▶ _WHAT TO WORK ON_
Copy the material below verbatim, from its first line through the line containing "- cow-icon: [1125, 348, 1173, 473]", including both ends.

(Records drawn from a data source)
— START —

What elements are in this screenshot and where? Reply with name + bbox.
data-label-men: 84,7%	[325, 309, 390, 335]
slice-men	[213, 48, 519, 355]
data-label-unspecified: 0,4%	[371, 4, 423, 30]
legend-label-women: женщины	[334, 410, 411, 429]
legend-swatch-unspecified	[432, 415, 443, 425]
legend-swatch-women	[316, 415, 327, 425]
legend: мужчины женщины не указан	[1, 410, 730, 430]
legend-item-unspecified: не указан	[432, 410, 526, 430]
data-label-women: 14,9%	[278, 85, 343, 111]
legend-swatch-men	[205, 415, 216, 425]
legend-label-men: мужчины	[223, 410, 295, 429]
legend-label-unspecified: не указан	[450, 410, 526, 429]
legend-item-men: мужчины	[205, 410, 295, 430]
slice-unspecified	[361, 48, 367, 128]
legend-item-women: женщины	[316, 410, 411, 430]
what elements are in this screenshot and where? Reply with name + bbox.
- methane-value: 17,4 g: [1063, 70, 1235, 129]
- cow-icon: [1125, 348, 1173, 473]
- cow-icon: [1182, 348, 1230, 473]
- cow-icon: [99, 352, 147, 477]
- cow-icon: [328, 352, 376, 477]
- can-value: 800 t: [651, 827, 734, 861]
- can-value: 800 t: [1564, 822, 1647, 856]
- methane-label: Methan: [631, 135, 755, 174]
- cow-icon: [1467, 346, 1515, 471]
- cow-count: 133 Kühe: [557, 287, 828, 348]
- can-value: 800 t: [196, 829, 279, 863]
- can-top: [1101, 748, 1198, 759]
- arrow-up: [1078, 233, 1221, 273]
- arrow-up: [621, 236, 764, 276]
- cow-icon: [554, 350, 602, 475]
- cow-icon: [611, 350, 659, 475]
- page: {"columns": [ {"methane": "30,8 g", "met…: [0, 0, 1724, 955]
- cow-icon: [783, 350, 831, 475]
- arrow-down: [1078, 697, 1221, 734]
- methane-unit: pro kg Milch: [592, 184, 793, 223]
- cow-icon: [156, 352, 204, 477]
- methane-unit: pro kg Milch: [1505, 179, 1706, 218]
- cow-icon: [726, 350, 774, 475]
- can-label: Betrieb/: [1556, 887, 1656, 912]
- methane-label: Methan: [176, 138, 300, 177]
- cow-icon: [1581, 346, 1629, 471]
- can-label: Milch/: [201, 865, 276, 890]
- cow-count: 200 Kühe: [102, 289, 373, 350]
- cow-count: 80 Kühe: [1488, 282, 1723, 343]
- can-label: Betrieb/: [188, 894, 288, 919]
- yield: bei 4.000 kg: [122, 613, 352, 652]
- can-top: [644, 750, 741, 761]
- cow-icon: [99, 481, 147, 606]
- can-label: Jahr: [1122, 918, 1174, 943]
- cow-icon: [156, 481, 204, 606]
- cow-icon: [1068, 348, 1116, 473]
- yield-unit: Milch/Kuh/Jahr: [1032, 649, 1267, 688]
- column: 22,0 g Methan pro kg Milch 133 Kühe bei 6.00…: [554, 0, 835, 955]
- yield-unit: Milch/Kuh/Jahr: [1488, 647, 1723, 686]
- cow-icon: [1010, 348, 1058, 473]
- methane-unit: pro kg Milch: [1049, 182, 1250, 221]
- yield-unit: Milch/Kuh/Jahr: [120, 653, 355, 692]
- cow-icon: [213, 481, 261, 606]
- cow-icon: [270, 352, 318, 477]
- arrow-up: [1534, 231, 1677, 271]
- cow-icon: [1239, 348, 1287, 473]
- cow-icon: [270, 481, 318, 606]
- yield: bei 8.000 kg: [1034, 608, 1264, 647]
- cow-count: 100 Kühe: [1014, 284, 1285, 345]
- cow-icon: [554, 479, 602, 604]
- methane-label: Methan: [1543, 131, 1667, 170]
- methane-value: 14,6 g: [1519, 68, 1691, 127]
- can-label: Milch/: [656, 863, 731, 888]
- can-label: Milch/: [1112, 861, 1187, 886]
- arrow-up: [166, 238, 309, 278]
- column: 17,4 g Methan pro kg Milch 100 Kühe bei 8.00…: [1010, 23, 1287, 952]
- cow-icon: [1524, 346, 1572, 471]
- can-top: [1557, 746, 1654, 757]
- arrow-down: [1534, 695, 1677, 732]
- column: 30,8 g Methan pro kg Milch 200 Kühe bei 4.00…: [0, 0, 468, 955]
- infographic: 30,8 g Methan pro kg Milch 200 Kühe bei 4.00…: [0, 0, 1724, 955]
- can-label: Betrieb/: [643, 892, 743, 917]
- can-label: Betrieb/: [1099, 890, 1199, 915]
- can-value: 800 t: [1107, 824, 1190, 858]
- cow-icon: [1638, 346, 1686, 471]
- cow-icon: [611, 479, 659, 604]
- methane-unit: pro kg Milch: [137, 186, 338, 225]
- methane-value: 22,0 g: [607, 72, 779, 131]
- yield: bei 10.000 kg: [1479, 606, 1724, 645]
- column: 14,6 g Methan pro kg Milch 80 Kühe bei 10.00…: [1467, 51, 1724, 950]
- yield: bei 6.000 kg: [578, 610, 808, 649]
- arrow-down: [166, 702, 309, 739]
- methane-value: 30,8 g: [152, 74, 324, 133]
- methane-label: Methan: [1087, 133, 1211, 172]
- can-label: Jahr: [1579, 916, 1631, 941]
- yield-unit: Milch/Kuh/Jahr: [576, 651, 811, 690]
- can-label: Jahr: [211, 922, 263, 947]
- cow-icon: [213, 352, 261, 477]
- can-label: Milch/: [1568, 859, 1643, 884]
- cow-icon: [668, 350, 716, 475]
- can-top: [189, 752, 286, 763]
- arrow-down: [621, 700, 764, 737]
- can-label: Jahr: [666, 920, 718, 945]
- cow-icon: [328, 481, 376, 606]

— END —

▶ _EXERCISE RESULT_
What elements are in this screenshot and where? Reply with name + bbox.
data-label-men: 84,7%	[325, 309, 390, 335]
slice-men	[213, 48, 519, 355]
data-label-unspecified: 0,4%	[371, 4, 423, 30]
legend-label-women: женщины	[334, 410, 411, 429]
legend-swatch-unspecified	[432, 415, 443, 425]
legend-swatch-women	[316, 415, 327, 425]
legend: мужчины женщины не указан	[1, 410, 730, 430]
legend-item-unspecified: не указан	[432, 410, 526, 430]
data-label-women: 14,9%	[278, 85, 343, 111]
legend-swatch-men	[205, 415, 216, 425]
legend-label-men: мужчины	[223, 410, 295, 429]
legend-label-unspecified: не указан	[450, 410, 526, 429]
legend-item-men: мужчины	[205, 410, 295, 430]
slice-unspecified	[361, 48, 367, 128]
legend-item-women: женщины	[316, 410, 411, 430]
what elements are in this screenshot and where? Reply with name + bbox.
- methane-value: 17,4 g: [1063, 70, 1235, 129]
- cow-icon: [1125, 348, 1173, 473]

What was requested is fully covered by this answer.